------ Material provided ------
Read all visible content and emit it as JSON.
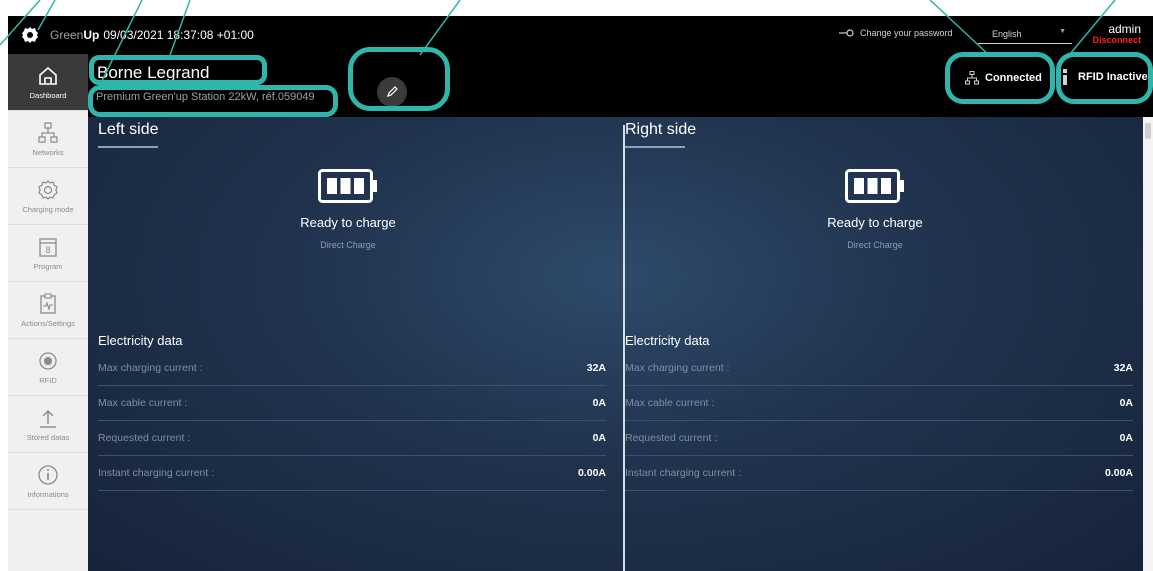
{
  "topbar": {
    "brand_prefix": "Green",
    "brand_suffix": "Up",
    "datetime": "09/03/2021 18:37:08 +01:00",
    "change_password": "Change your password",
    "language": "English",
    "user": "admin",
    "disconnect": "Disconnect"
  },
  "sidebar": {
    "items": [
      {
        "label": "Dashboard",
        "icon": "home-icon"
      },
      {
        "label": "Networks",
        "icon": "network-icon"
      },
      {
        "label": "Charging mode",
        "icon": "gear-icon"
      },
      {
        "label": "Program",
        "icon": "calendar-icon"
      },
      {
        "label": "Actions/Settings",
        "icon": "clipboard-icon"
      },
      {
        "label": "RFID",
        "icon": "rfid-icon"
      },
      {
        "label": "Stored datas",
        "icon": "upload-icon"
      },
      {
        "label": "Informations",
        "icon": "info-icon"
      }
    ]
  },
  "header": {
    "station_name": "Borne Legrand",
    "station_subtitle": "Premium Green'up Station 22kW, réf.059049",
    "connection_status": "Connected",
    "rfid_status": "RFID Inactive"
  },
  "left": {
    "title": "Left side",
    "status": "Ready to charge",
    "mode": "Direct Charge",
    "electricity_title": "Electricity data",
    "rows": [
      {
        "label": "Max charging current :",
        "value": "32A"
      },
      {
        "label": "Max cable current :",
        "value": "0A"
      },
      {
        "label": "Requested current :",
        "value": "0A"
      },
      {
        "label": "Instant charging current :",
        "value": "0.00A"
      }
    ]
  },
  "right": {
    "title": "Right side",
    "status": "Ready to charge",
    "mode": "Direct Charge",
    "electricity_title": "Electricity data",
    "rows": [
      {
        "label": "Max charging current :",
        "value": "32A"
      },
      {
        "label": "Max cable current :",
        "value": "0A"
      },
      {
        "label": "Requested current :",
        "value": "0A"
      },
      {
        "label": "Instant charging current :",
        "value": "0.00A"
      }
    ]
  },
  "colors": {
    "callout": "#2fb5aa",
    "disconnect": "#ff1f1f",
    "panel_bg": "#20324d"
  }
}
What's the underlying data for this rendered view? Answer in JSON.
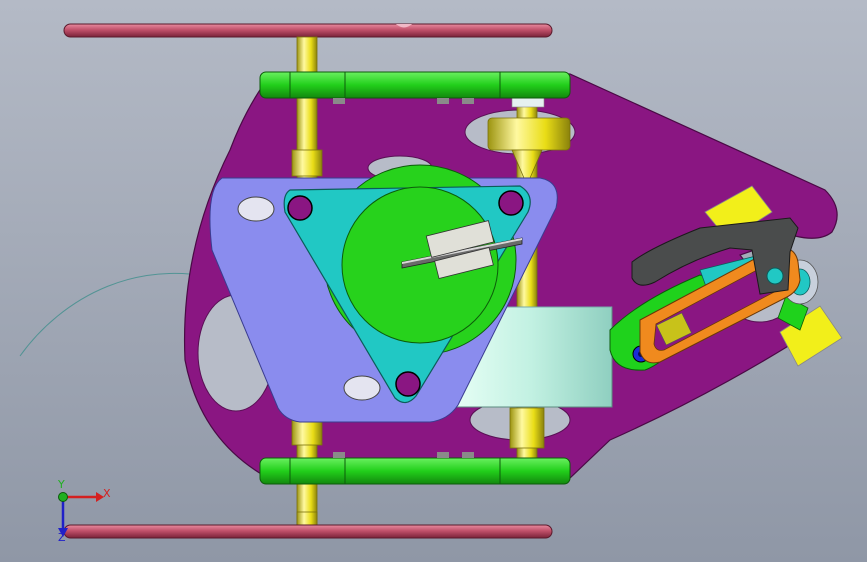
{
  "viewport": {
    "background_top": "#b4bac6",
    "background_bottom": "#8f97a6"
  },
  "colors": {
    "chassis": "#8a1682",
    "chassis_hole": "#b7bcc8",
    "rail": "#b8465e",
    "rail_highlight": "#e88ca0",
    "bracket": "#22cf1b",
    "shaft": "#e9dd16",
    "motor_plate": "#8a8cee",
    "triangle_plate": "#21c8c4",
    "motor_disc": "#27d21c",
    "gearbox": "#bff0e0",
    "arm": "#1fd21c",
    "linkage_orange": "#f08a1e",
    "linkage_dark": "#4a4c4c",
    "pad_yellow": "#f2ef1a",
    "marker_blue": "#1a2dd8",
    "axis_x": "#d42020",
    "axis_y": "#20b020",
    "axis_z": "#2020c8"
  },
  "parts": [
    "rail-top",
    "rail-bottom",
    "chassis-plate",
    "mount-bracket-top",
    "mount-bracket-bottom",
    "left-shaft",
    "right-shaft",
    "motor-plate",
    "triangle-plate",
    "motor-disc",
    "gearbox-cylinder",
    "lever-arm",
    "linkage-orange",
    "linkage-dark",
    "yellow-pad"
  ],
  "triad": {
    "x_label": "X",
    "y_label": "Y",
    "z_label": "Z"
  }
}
------
Show the lines from the data above that contain the string "bracket".

    "bracket": "#22cf1b",
    "mount-bracket-top",
    "mount-bracket-bottom",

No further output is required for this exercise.